▶ [SHORT EXERCISE]: Restate the whole listing exactly.

▶ [DATASET CONTENT]:
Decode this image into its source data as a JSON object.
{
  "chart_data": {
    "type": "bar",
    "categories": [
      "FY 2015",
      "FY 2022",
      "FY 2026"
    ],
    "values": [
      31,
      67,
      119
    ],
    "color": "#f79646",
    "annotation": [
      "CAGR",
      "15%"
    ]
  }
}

▶ [THE SOLUTION]:
Decode this image into its source data as a JSON object.
{
  "chart_data": {
    "type": "bar",
    "categories": [
      "FY 2015",
      "FY 2022",
      "FY 2026"
    ],
    "values": [
      31,
      67,
      119
    ],
    "color": "#f79646",
    "annotation": [
      "CAGR",
      "15%"
    ]
  }
}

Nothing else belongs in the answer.